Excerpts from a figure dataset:

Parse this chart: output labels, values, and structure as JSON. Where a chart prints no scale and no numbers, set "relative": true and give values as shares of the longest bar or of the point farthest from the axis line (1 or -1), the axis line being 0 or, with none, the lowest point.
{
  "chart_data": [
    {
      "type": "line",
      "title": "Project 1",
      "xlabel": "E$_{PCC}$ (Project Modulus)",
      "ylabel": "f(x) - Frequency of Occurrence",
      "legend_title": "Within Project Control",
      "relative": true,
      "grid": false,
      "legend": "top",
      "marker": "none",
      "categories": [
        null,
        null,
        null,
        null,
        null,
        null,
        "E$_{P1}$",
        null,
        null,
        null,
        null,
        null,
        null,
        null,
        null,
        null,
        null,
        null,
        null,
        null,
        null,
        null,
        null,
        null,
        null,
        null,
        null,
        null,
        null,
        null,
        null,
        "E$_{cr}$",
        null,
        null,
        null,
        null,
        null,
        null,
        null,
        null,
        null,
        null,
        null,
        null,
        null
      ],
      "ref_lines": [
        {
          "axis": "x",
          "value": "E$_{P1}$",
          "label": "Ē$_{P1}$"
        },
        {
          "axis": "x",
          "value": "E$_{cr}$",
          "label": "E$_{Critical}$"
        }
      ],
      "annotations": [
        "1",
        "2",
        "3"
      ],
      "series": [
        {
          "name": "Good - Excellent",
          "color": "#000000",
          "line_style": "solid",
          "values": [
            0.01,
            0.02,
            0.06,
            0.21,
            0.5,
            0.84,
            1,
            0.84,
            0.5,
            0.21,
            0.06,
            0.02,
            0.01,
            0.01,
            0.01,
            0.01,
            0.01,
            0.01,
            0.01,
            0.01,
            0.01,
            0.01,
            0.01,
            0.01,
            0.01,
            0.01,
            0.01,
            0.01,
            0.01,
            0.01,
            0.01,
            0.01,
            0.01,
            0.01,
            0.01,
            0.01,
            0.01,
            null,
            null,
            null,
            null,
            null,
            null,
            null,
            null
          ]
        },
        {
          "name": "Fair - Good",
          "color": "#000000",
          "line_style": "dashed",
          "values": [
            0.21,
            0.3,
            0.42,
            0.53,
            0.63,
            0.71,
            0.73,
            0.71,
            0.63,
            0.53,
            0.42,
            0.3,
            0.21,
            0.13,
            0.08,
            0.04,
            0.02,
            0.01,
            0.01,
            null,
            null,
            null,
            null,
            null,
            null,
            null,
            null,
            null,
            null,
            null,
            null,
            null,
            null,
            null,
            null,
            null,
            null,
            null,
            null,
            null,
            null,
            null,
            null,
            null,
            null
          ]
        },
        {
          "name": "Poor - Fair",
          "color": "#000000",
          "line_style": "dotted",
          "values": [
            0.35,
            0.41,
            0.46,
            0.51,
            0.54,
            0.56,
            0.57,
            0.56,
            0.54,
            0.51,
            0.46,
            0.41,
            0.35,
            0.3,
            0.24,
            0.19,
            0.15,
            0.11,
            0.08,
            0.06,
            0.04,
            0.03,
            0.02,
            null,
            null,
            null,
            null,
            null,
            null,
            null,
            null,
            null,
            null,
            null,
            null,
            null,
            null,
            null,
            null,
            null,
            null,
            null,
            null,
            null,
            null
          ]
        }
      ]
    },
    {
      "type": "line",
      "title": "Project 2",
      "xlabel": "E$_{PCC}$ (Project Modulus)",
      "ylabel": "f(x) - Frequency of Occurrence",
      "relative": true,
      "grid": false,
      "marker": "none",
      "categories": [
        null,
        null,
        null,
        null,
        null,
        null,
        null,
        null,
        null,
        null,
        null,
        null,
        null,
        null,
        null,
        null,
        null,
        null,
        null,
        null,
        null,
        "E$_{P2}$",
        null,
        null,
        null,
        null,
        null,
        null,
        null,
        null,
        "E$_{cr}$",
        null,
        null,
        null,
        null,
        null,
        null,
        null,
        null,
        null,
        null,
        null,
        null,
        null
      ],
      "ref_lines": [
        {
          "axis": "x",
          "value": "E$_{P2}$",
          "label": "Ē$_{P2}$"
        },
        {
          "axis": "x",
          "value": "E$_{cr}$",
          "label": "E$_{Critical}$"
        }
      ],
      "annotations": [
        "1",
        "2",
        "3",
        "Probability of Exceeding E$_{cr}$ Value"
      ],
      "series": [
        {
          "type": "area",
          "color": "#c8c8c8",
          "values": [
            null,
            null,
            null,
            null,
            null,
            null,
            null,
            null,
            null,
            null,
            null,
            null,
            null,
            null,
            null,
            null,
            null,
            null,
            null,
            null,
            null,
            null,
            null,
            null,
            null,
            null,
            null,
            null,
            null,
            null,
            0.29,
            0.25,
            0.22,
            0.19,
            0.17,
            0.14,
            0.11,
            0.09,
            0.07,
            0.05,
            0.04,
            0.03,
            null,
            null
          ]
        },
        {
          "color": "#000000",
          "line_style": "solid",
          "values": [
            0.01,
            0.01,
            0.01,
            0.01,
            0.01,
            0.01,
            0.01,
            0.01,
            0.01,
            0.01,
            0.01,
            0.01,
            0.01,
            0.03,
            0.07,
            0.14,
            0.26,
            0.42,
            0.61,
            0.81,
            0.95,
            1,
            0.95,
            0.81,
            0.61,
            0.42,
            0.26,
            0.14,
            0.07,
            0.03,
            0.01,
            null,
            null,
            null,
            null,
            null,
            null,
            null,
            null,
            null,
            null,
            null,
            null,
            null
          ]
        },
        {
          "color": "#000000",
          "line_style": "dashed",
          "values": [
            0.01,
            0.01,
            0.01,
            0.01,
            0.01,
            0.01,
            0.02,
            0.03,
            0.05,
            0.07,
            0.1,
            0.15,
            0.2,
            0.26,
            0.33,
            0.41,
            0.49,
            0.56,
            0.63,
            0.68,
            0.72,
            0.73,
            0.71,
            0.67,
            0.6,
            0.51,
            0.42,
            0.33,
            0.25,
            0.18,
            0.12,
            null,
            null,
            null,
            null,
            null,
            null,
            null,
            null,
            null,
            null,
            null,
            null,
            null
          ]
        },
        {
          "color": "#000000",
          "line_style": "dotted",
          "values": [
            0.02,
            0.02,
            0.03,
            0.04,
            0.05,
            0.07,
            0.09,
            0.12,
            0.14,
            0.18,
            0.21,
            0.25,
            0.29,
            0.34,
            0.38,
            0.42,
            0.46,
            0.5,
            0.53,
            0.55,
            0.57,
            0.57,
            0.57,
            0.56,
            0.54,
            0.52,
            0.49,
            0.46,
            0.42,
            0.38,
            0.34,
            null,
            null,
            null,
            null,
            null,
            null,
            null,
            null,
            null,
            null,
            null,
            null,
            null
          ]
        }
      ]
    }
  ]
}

#### What you need to do:
Using the listing above, reproduce each line without omission.

#### Complete output:
Parse this chart: output labels, values, and structure as JSON. Where a chart prints no scale and no numbers, set "relative": true and give values as shares of the longest bar or of the point farthest from the axis line (1 or -1), the axis line being 0 or, with none, the lowest point.
{
  "chart_data": [
    {
      "type": "line",
      "title": "Project 1",
      "xlabel": "E$_{PCC}$ (Project Modulus)",
      "ylabel": "f(x) - Frequency of Occurrence",
      "legend_title": "Within Project Control",
      "relative": true,
      "grid": false,
      "legend": "top",
      "marker": "none",
      "categories": [
        null,
        null,
        null,
        null,
        null,
        null,
        "E$_{P1}$",
        null,
        null,
        null,
        null,
        null,
        null,
        null,
        null,
        null,
        null,
        null,
        null,
        null,
        null,
        null,
        null,
        null,
        null,
        null,
        null,
        null,
        null,
        null,
        null,
        "E$_{cr}$",
        null,
        null,
        null,
        null,
        null,
        null,
        null,
        null,
        null,
        null,
        null,
        null,
        null
      ],
      "ref_lines": [
        {
          "axis": "x",
          "value": "E$_{P1}$",
          "label": "Ē$_{P1}$"
        },
        {
          "axis": "x",
          "value": "E$_{cr}$",
          "label": "E$_{Critical}$"
        }
      ],
      "annotations": [
        "1",
        "2",
        "3"
      ],
      "series": [
        {
          "name": "Good - Excellent",
          "color": "#000000",
          "line_style": "solid",
          "values": [
            0.01,
            0.02,
            0.06,
            0.21,
            0.5,
            0.84,
            1,
            0.84,
            0.5,
            0.21,
            0.06,
            0.02,
            0.01,
            0.01,
            0.01,
            0.01,
            0.01,
            0.01,
            0.01,
            0.01,
            0.01,
            0.01,
            0.01,
            0.01,
            0.01,
            0.01,
            0.01,
            0.01,
            0.01,
            0.01,
            0.01,
            0.01,
            0.01,
            0.01,
            0.01,
            0.01,
            0.01,
            null,
            null,
            null,
            null,
            null,
            null,
            null,
            null
          ]
        },
        {
          "name": "Fair - Good",
          "color": "#000000",
          "line_style": "dashed",
          "values": [
            0.21,
            0.3,
            0.42,
            0.53,
            0.63,
            0.71,
            0.73,
            0.71,
            0.63,
            0.53,
            0.42,
            0.3,
            0.21,
            0.13,
            0.08,
            0.04,
            0.02,
            0.01,
            0.01,
            null,
            null,
            null,
            null,
            null,
            null,
            null,
            null,
            null,
            null,
            null,
            null,
            null,
            null,
            null,
            null,
            null,
            null,
            null,
            null,
            null,
            null,
            null,
            null,
            null,
            null
          ]
        },
        {
          "name": "Poor - Fair",
          "color": "#000000",
          "line_style": "dotted",
          "values": [
            0.35,
            0.41,
            0.46,
            0.51,
            0.54,
            0.56,
            0.57,
            0.56,
            0.54,
            0.51,
            0.46,
            0.41,
            0.35,
            0.3,
            0.24,
            0.19,
            0.15,
            0.11,
            0.08,
            0.06,
            0.04,
            0.03,
            0.02,
            null,
            null,
            null,
            null,
            null,
            null,
            null,
            null,
            null,
            null,
            null,
            null,
            null,
            null,
            null,
            null,
            null,
            null,
            null,
            null,
            null,
            null
          ]
        }
      ]
    },
    {
      "type": "line",
      "title": "Project 2",
      "xlabel": "E$_{PCC}$ (Project Modulus)",
      "ylabel": "f(x) - Frequency of Occurrence",
      "relative": true,
      "grid": false,
      "marker": "none",
      "categories": [
        null,
        null,
        null,
        null,
        null,
        null,
        null,
        null,
        null,
        null,
        null,
        null,
        null,
        null,
        null,
        null,
        null,
        null,
        null,
        null,
        null,
        "E$_{P2}$",
        null,
        null,
        null,
        null,
        null,
        null,
        null,
        null,
        "E$_{cr}$",
        null,
        null,
        null,
        null,
        null,
        null,
        null,
        null,
        null,
        null,
        null,
        null,
        null
      ],
      "ref_lines": [
        {
          "axis": "x",
          "value": "E$_{P2}$",
          "label": "Ē$_{P2}$"
        },
        {
          "axis": "x",
          "value": "E$_{cr}$",
          "label": "E$_{Critical}$"
        }
      ],
      "annotations": [
        "1",
        "2",
        "3",
        "Probability of Exceeding E$_{cr}$ Value"
      ],
      "series": [
        {
          "type": "area",
          "color": "#c8c8c8",
          "values": [
            null,
            null,
            null,
            null,
            null,
            null,
            null,
            null,
            null,
            null,
            null,
            null,
            null,
            null,
            null,
            null,
            null,
            null,
            null,
            null,
            null,
            null,
            null,
            null,
            null,
            null,
            null,
            null,
            null,
            null,
            0.29,
            0.25,
            0.22,
            0.19,
            0.17,
            0.14,
            0.11,
            0.09,
            0.07,
            0.05,
            0.04,
            0.03,
            null,
            null
          ]
        },
        {
          "color": "#000000",
          "line_style": "solid",
          "values": [
            0.01,
            0.01,
            0.01,
            0.01,
            0.01,
            0.01,
            0.01,
            0.01,
            0.01,
            0.01,
            0.01,
            0.01,
            0.01,
            0.03,
            0.07,
            0.14,
            0.26,
            0.42,
            0.61,
            0.81,
            0.95,
            1,
            0.95,
            0.81,
            0.61,
            0.42,
            0.26,
            0.14,
            0.07,
            0.03,
            0.01,
            null,
            null,
            null,
            null,
            null,
            null,
            null,
            null,
            null,
            null,
            null,
            null,
            null
          ]
        },
        {
          "color": "#000000",
          "line_style": "dashed",
          "values": [
            0.01,
            0.01,
            0.01,
            0.01,
            0.01,
            0.01,
            0.02,
            0.03,
            0.05,
            0.07,
            0.1,
            0.15,
            0.2,
            0.26,
            0.33,
            0.41,
            0.49,
            0.56,
            0.63,
            0.68,
            0.72,
            0.73,
            0.71,
            0.67,
            0.6,
            0.51,
            0.42,
            0.33,
            0.25,
            0.18,
            0.12,
            null,
            null,
            null,
            null,
            null,
            null,
            null,
            null,
            null,
            null,
            null,
            null,
            null
          ]
        },
        {
          "color": "#000000",
          "line_style": "dotted",
          "values": [
            0.02,
            0.02,
            0.03,
            0.04,
            0.05,
            0.07,
            0.09,
            0.12,
            0.14,
            0.18,
            0.21,
            0.25,
            0.29,
            0.34,
            0.38,
            0.42,
            0.46,
            0.5,
            0.53,
            0.55,
            0.57,
            0.57,
            0.57,
            0.56,
            0.54,
            0.52,
            0.49,
            0.46,
            0.42,
            0.38,
            0.34,
            null,
            null,
            null,
            null,
            null,
            null,
            null,
            null,
            null,
            null,
            null,
            null,
            null
          ]
        }
      ]
    }
  ]
}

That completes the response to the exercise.